» **Reading passage**:
The frame-process calculating unit 30 executes processes relating to frames and matters between frames including a data operation such as a data shift in the input frame 27 and output frame 29, execution of a window function on the input frame 27, and addition of a data value of the input frame 27 to a data value of the corresponding output frame 29.
After the initializing process is finished at step 301, the process at step 301 and the following processes are repeatedly executed. CPU 11 judges at step 302 whether or not any switch of the input unit 12 has been operated. When it is determined at step 302 that a switch has been operated, a process is executed in accordance with the operated switch.
CPU 11 judges at step 401 whether or not the reproducing speed setting switch in the input unit 12 has been turned on. When it is determined at step 401 that the reproducing ratio setting switch has been turned on (YES at step 401), CPU 11 obtains an input reproducing speed ratio from operation of the ten key or operation of “+” key (“plus” key) or “−” key (“minus” key) at step 402.
The reproducing speed ratio indicates a reproducing speed at which the converted output data is reproduced when a speed of the input data is “1”. The reproducing speed ratio “2” means that the output data is reproduced at twice the speed of the input data. Further, the reproducing speed ratio “0.5” means that the output data is reproduced at half the speed of the input data. In the data converting process to be described later, a “expansion ratio” is equivalent to the inverse reproducing speed ratio, that is, the “expansion ratio” is equivalent to “1/reproducing speed”.
CPU 11 determines sizes of the input data buffer 25 and input frame 27, an overlapping ratio, a size of the output frame 29, size of the intermediate buffer 31 and a size of the output buffer 33 at step 403. In the present embodiment, the input data is converted at a reproducing speed ratio designated in the range of the reproducing speed ratio from 0.5 to 2.0, and converted data is outputted. In the present embodiment, OLA (OverLap and Add) method is employed and the input data is converted into output data without executing a complex calculation.
In OLA method, the input data is divided into input frames of a predetermined size at first. The input frames are extracted such that the input frames each have a partially overlapping portion with each other, and the output data each has a partially overlapping portion with each other. As a parameter indicating the partially overlapping portion of the frames is used an overlapping rate. The overlapping rate indicates how much the frame is shifted relative to the whole frame size. For example, when the overlapping rate is “4”, this means that the frame is shifted by ¼ of the frame size. A shifted amount of the frame is called a “hopsize”.

[Stored data]
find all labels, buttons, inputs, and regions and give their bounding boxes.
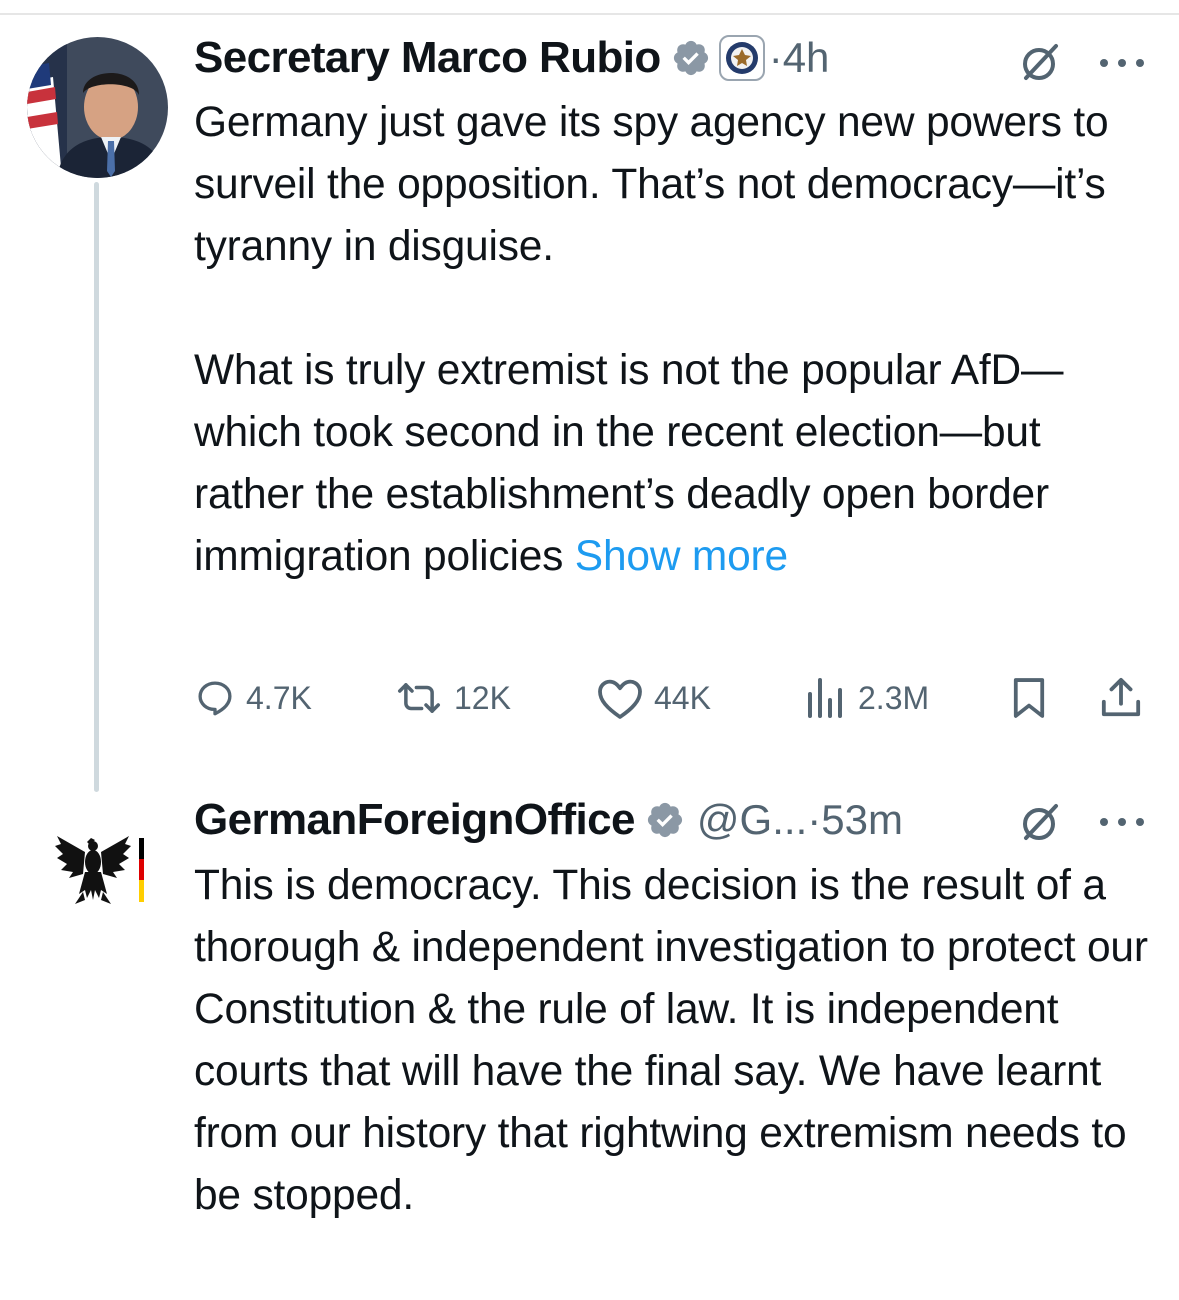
verified-badge-icon bbox=[645, 800, 685, 840]
share-icon bbox=[1101, 677, 1141, 717]
views-icon bbox=[808, 678, 842, 718]
tweet-paragraph: What is truly extremist is not the popul… bbox=[194, 340, 1154, 588]
thread-line bbox=[94, 182, 99, 792]
like-count: 44K bbox=[654, 679, 711, 716]
bookmark-button[interactable] bbox=[1012, 668, 1046, 728]
author-handle[interactable]: @G... bbox=[697, 796, 807, 844]
tweet-1-header: Secretary Marco Rubio · 4h bbox=[194, 30, 829, 86]
top-divider bbox=[0, 13, 1179, 15]
separator-dot: · bbox=[768, 34, 783, 81]
tweet-paragraph: Germany just gave its spy agency new pow… bbox=[194, 99, 1109, 270]
tweet-1-body: Germany just gave its spy agency new pow… bbox=[194, 92, 1154, 588]
reply-icon bbox=[198, 681, 232, 716]
state-department-seal-icon bbox=[718, 35, 765, 81]
reply-count: 4.7K bbox=[246, 679, 312, 716]
reply-button[interactable]: 4.7K bbox=[194, 668, 312, 728]
grok-icon[interactable] bbox=[1018, 40, 1062, 89]
like-icon bbox=[598, 679, 642, 719]
repost-button[interactable]: 12K bbox=[394, 668, 511, 728]
separator-dot: · bbox=[807, 796, 822, 843]
tweet-1-actions: 4.7K 12K 44K 2.3M bbox=[194, 668, 1154, 728]
federal-eagle-flag-logo[interactable] bbox=[55, 832, 151, 913]
bookmark-icon bbox=[1013, 678, 1045, 718]
timestamp[interactable]: 4h bbox=[783, 34, 830, 82]
like-button[interactable]: 44K bbox=[596, 668, 711, 728]
avatar-marco-rubio[interactable] bbox=[27, 37, 168, 178]
share-button[interactable] bbox=[1100, 668, 1142, 728]
timestamp[interactable]: 53m bbox=[821, 796, 903, 844]
author-name[interactable]: Secretary Marco Rubio bbox=[194, 33, 661, 83]
views-count: 2.3M bbox=[858, 679, 930, 716]
tweet-paragraph: This is democracy. This decision is the … bbox=[194, 862, 1148, 1219]
more-options-icon[interactable] bbox=[1098, 815, 1146, 833]
tweet-2-body: This is democracy. This decision is the … bbox=[194, 855, 1154, 1227]
views-button[interactable]: 2.3M bbox=[804, 668, 929, 728]
grok-icon[interactable] bbox=[1018, 800, 1062, 849]
author-name[interactable]: GermanForeignOffice bbox=[194, 795, 636, 845]
show-more-link[interactable]: Show more bbox=[575, 533, 788, 580]
repost-icon bbox=[398, 683, 440, 713]
repost-count: 12K bbox=[454, 679, 511, 716]
tweet-2-header: GermanForeignOffice @G... · 53m bbox=[194, 792, 903, 848]
more-options-icon[interactable] bbox=[1098, 56, 1146, 74]
verified-badge-icon bbox=[671, 38, 711, 78]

» **Objective 1**:
According to the passage on reproducing speed conversion, what does an overlapping rate of "4" mean?
» **Objective 2**:
Carry on the passage on reproducing speed conversion, starting after its final sentence about the "hopsize."
The listing has no connection to the passage on reproducing speed conversion.

» **Written answer 1**:
It means the frame is shifted by ¼ of the frame size.

» **Written answer 2**:
When the frames are overlapped to be added or connected, these frames are subjected to the window function and the windowed data is added together or connected. For example, hanning window can be used as the window function. If a hopsize of the input data is equivalent to a hopsize of the output data, data increases in amplitude by an overlapped amount, but the original waveform is maintained. If the hopsize of the output data is larger than the hopsize of the input data, the time extending process is executed on data, whereby the reproducing speed is made slow (slow-speed reproduction). Meanwhile, if the hopsize of the output data is smaller than the hopsize of the input data, the time contracting process is executed on data, whereby the reproducing speed is made high (high-speed reproduction).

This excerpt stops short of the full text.